*INSTRUCTION*
Restate the data word for word and leave the images out.

--- start EXERCISE DATA ---

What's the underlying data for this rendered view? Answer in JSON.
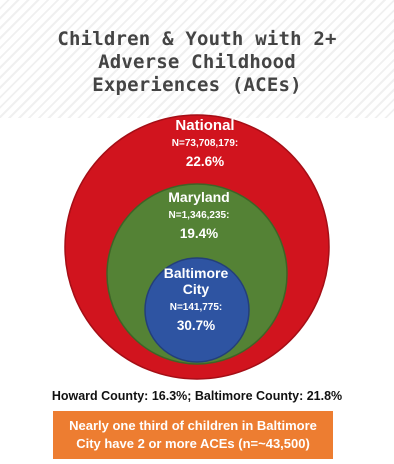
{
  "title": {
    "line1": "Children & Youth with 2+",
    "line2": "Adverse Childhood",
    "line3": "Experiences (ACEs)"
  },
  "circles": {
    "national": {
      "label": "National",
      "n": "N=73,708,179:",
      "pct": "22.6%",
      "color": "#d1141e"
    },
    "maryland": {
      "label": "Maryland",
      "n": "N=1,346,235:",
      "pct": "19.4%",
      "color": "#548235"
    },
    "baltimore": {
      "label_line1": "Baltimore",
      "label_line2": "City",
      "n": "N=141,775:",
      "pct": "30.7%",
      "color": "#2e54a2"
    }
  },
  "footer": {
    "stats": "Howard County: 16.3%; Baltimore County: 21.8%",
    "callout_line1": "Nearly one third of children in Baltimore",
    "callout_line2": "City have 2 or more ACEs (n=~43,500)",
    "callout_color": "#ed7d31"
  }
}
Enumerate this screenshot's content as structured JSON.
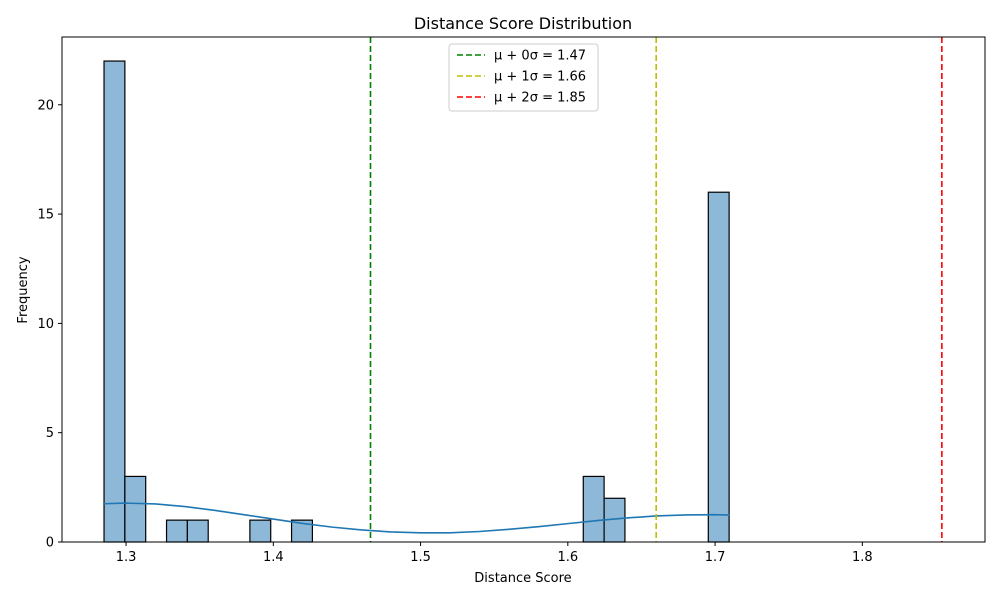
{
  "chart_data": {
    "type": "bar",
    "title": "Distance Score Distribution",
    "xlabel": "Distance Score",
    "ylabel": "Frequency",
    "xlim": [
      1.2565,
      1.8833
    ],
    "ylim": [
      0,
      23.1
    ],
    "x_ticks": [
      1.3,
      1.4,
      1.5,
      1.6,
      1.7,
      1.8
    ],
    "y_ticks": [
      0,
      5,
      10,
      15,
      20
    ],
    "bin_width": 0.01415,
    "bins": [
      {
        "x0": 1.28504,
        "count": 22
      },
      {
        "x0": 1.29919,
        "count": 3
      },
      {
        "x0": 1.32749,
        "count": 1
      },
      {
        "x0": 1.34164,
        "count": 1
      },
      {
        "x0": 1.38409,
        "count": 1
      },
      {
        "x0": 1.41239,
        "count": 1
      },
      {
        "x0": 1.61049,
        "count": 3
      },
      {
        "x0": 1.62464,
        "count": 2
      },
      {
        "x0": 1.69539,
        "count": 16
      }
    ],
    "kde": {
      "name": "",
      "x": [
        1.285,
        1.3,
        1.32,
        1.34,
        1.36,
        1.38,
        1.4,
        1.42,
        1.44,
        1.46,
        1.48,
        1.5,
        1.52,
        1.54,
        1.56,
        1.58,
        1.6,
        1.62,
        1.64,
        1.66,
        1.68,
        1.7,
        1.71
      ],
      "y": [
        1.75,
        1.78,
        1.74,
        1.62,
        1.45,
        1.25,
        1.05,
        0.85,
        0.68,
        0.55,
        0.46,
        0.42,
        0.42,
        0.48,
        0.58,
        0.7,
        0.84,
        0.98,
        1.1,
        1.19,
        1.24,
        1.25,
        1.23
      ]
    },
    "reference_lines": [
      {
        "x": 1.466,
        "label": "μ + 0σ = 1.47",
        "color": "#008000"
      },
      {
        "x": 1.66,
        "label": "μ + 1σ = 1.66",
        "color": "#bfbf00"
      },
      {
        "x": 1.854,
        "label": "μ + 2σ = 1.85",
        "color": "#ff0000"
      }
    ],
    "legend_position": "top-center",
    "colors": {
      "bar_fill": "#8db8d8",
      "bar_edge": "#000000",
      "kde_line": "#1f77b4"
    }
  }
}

--- end EXERCISE DATA ---

*EXERCISE RESULT*
What's the underlying data for this rendered view? Answer in JSON.
{
  "title": {
    "line1": "Children & Youth with 2+",
    "line2": "Adverse Childhood",
    "line3": "Experiences (ACEs)"
  },
  "circles": {
    "national": {
      "label": "National",
      "n": "N=73,708,179:",
      "pct": "22.6%",
      "color": "#d1141e"
    },
    "maryland": {
      "label": "Maryland",
      "n": "N=1,346,235:",
      "pct": "19.4%",
      "color": "#548235"
    },
    "baltimore": {
      "label_line1": "Baltimore",
      "label_line2": "City",
      "n": "N=141,775:",
      "pct": "30.7%",
      "color": "#2e54a2"
    }
  },
  "footer": {
    "stats": "Howard County: 16.3%; Baltimore County: 21.8%",
    "callout_line1": "Nearly one third of children in Baltimore",
    "callout_line2": "City have 2 or more ACEs (n=~43,500)",
    "callout_color": "#ed7d31"
  }
}
Enumerate this screenshot's content as structured JSON.
{
  "chart_data": {
    "type": "bar",
    "title": "Distance Score Distribution",
    "xlabel": "Distance Score",
    "ylabel": "Frequency",
    "xlim": [
      1.2565,
      1.8833
    ],
    "ylim": [
      0,
      23.1
    ],
    "x_ticks": [
      1.3,
      1.4,
      1.5,
      1.6,
      1.7,
      1.8
    ],
    "y_ticks": [
      0,
      5,
      10,
      15,
      20
    ],
    "bin_width": 0.01415,
    "bins": [
      {
        "x0": 1.28504,
        "count": 22
      },
      {
        "x0": 1.29919,
        "count": 3
      },
      {
        "x0": 1.32749,
        "count": 1
      },
      {
        "x0": 1.34164,
        "count": 1
      },
      {
        "x0": 1.38409,
        "count": 1
      },
      {
        "x0": 1.41239,
        "count": 1
      },
      {
        "x0": 1.61049,
        "count": 3
      },
      {
        "x0": 1.62464,
        "count": 2
      },
      {
        "x0": 1.69539,
        "count": 16
      }
    ],
    "kde": {
      "name": "",
      "x": [
        1.285,
        1.3,
        1.32,
        1.34,
        1.36,
        1.38,
        1.4,
        1.42,
        1.44,
        1.46,
        1.48,
        1.5,
        1.52,
        1.54,
        1.56,
        1.58,
        1.6,
        1.62,
        1.64,
        1.66,
        1.68,
        1.7,
        1.71
      ],
      "y": [
        1.75,
        1.78,
        1.74,
        1.62,
        1.45,
        1.25,
        1.05,
        0.85,
        0.68,
        0.55,
        0.46,
        0.42,
        0.42,
        0.48,
        0.58,
        0.7,
        0.84,
        0.98,
        1.1,
        1.19,
        1.24,
        1.25,
        1.23
      ]
    },
    "reference_lines": [
      {
        "x": 1.466,
        "label": "μ + 0σ = 1.47",
        "color": "#008000"
      },
      {
        "x": 1.66,
        "label": "μ + 1σ = 1.66",
        "color": "#bfbf00"
      },
      {
        "x": 1.854,
        "label": "μ + 2σ = 1.85",
        "color": "#ff0000"
      }
    ],
    "legend_position": "top-center",
    "colors": {
      "bar_fill": "#8db8d8",
      "bar_edge": "#000000",
      "kde_line": "#1f77b4"
    }
  }
}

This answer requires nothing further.